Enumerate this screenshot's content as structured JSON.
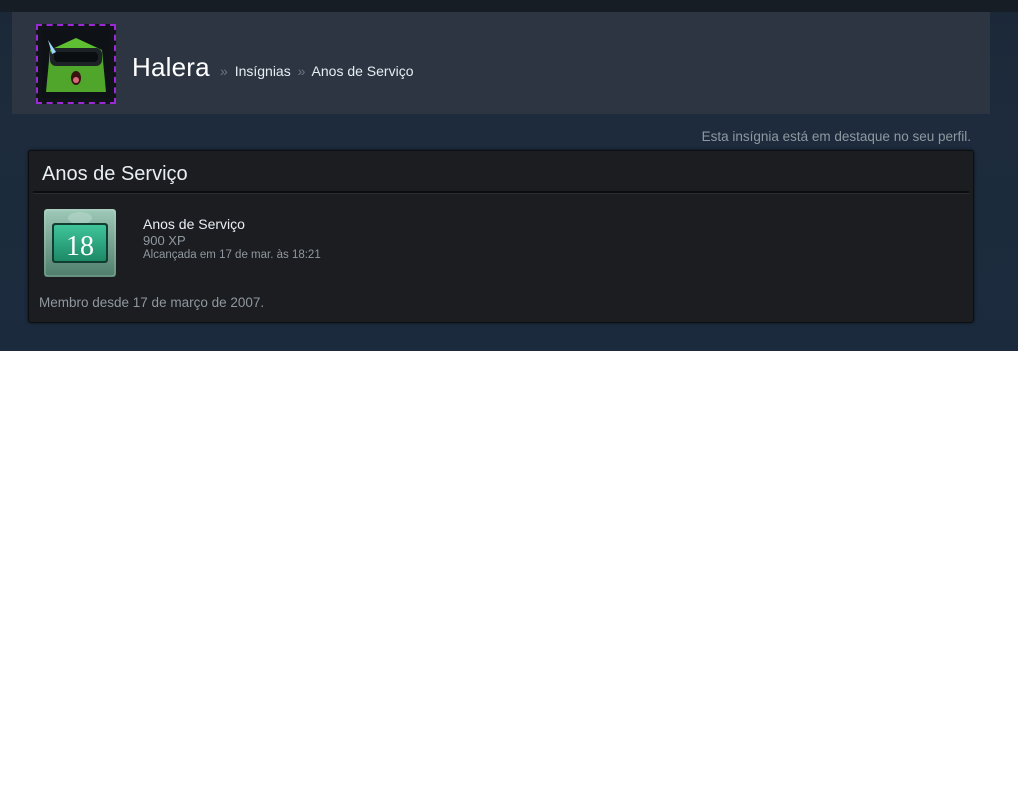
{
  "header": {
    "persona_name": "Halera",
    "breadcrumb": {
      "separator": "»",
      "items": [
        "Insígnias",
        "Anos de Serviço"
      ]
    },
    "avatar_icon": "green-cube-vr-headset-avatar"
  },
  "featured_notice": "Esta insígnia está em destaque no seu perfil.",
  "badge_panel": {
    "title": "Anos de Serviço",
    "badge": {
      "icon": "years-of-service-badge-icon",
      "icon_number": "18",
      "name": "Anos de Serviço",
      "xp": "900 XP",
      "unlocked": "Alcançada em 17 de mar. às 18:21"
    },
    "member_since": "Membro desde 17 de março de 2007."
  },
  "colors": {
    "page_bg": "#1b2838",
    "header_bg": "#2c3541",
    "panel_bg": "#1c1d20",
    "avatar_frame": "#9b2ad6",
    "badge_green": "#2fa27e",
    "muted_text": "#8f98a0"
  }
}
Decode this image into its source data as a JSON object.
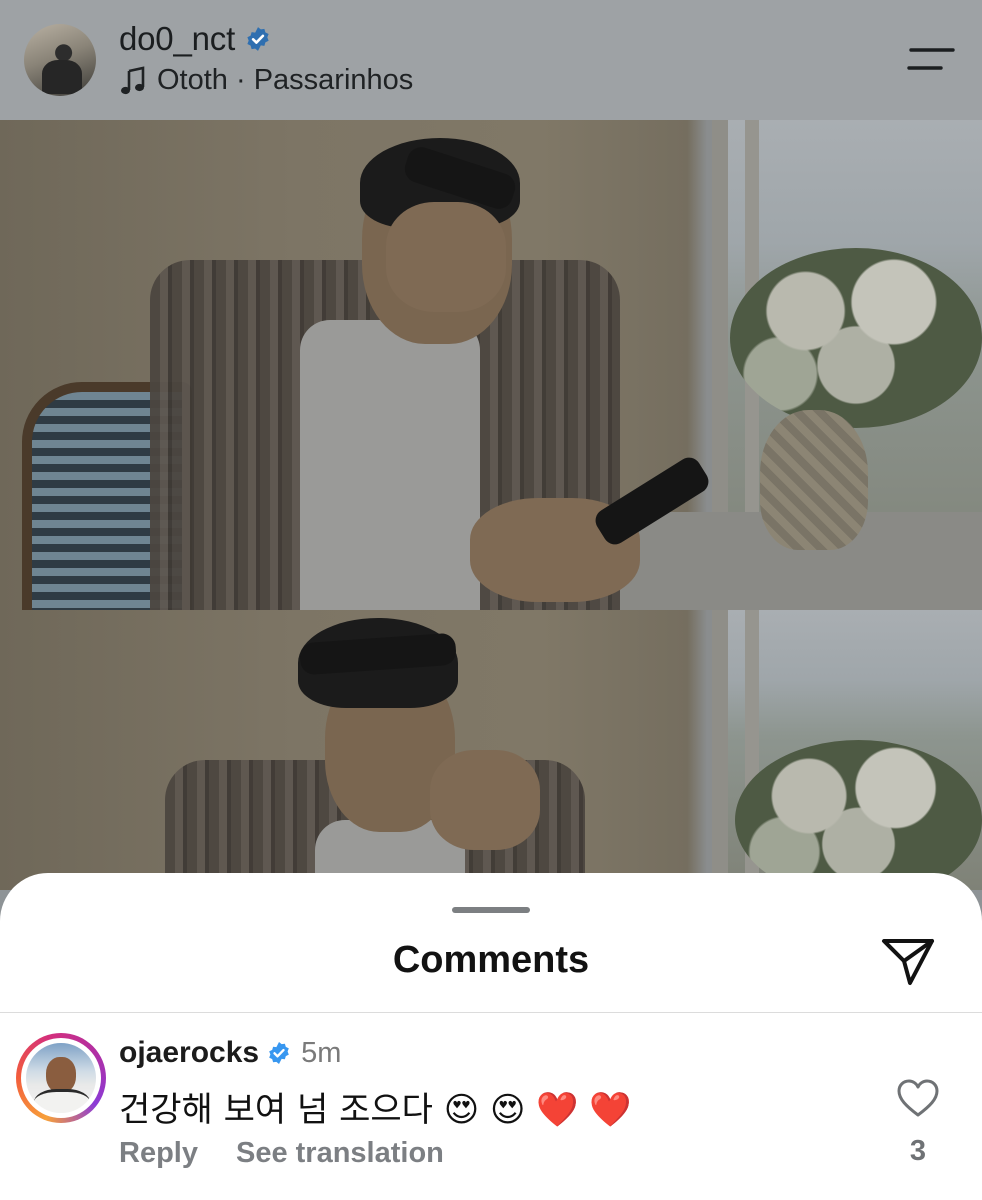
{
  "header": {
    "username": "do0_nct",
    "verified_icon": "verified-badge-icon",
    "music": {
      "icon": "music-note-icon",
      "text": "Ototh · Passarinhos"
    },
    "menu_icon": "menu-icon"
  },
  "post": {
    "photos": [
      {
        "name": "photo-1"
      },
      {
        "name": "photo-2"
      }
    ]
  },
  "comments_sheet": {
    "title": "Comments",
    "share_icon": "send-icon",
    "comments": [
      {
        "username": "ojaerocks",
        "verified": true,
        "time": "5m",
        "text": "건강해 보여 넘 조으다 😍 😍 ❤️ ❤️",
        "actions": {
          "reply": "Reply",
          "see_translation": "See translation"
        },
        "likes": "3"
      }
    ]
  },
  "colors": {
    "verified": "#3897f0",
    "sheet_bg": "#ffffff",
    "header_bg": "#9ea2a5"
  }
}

Set exercise: Exactly how many lines of the material contain the word "JSON"? Write the number alone.

Response: 2